Written request —
Copy, from the entries below, each line where the word "created" can be found.

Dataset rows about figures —
═══

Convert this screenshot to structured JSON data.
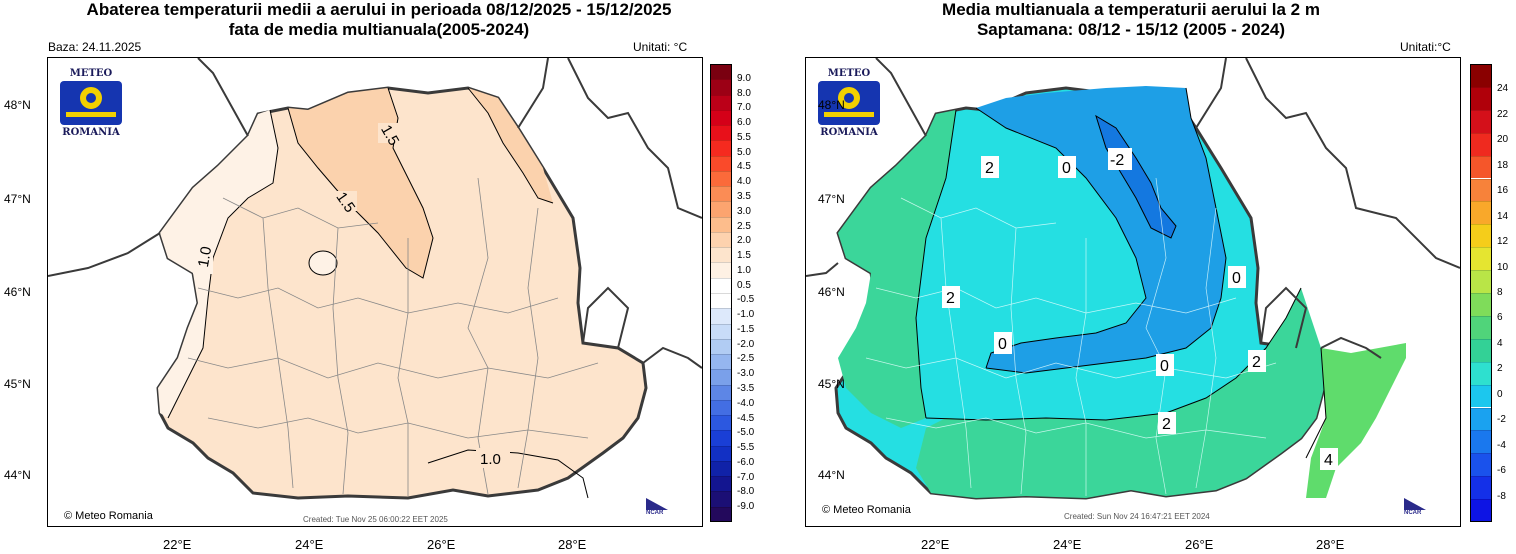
{
  "left": {
    "title1": "Abaterea temperaturii medii a aerului in perioada 08/12/2025 - 15/12/2025",
    "title2": "fata de media multianuala(2005-2024)",
    "baza": "Baza: 24.11.2025",
    "unitati": "Unitati: °C",
    "created": "Created: Tue Nov 25 06:00:22 EET 2025",
    "copyright": "© Meteo Romania",
    "contour_labels": [
      "1.5",
      "1.5",
      "1.0",
      "1.0"
    ],
    "colorbar_labels": [
      "9.0",
      "8.0",
      "7.0",
      "6.0",
      "5.5",
      "5.0",
      "4.5",
      "4.0",
      "3.5",
      "3.0",
      "2.5",
      "2.0",
      "1.5",
      "1.0",
      "0.5",
      "-0.5",
      "-1.0",
      "-1.5",
      "-2.0",
      "-2.5",
      "-3.0",
      "-3.5",
      "-4.0",
      "-4.5",
      "-5.0",
      "-5.5",
      "-6.0",
      "-7.0",
      "-8.0",
      "-9.0"
    ],
    "colorbar_colors": [
      "#7a0010",
      "#9c0015",
      "#bb0018",
      "#d40018",
      "#e8101a",
      "#f52a1f",
      "#fa4a2a",
      "#fb6a3a",
      "#fb8c55",
      "#fca46f",
      "#fdbd8c",
      "#fdd2ae",
      "#fde4cc",
      "#fef1e4",
      "#ffffff",
      "#ffffff",
      "#dde9fb",
      "#c8dcf8",
      "#b1ccf3",
      "#95b6ef",
      "#7aa0ea",
      "#5d86e6",
      "#436ee3",
      "#2c58e0",
      "#1a3fd6",
      "#1230c4",
      "#1022a8",
      "#131590",
      "#1b0f75",
      "#23095c"
    ],
    "fill_main": "#fde4cc",
    "fill_warm": "#fbd2ad",
    "fill_cool": "#fef2e6"
  },
  "right": {
    "title1": "Media multianuala a temperaturii aerului la 2 m",
    "title2": "Saptamana: 08/12 - 15/12 (2005 - 2024)",
    "unitati": "Unitati:°C",
    "created": "Created: Sun Nov 24 16:47:21 EET 2024",
    "copyright": "© Meteo Romania",
    "contour_labels": [
      "2",
      "0",
      "-2",
      "0",
      "2",
      "0",
      "0",
      "2",
      "2",
      "4"
    ],
    "colorbar_labels": [
      "24",
      "22",
      "20",
      "18",
      "16",
      "14",
      "12",
      "10",
      "8",
      "6",
      "4",
      "2",
      "0",
      "-2",
      "-4",
      "-6",
      "-8"
    ],
    "colorbar_colors": [
      "#8a0000",
      "#b0000a",
      "#d4101a",
      "#ef2a1f",
      "#f5562a",
      "#f7823a",
      "#f9a82a",
      "#f5cd1a",
      "#e5e530",
      "#b9e547",
      "#7fdc5a",
      "#50d47a",
      "#33d196",
      "#2ee0cf",
      "#1cc7ee",
      "#1aa2f0",
      "#1a78ee",
      "#1a52ec",
      "#1430e8",
      "#0d14e4"
    ],
    "fill_low": "#1e9fe6",
    "fill_lower": "#1478e0",
    "fill_mid": "#25dfe2",
    "fill_high": "#3bd69a",
    "fill_higher": "#5fdc6c"
  },
  "axes": {
    "lon_labels": [
      "22°E",
      "24°E",
      "26°E",
      "28°E"
    ],
    "lat_labels": [
      "48°N",
      "47°N",
      "46°N",
      "45°N",
      "44°N"
    ]
  },
  "logo": {
    "top_text": "METEO",
    "bottom_text": "ROMANIA"
  },
  "ncar_text": "NCAR"
}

═══

Expected output —
    "created": "Created: Tue Nov 25 06:00:22 EET 2025",
    "created": "Created: Sun Nov 24 16:47:21 EET 2024",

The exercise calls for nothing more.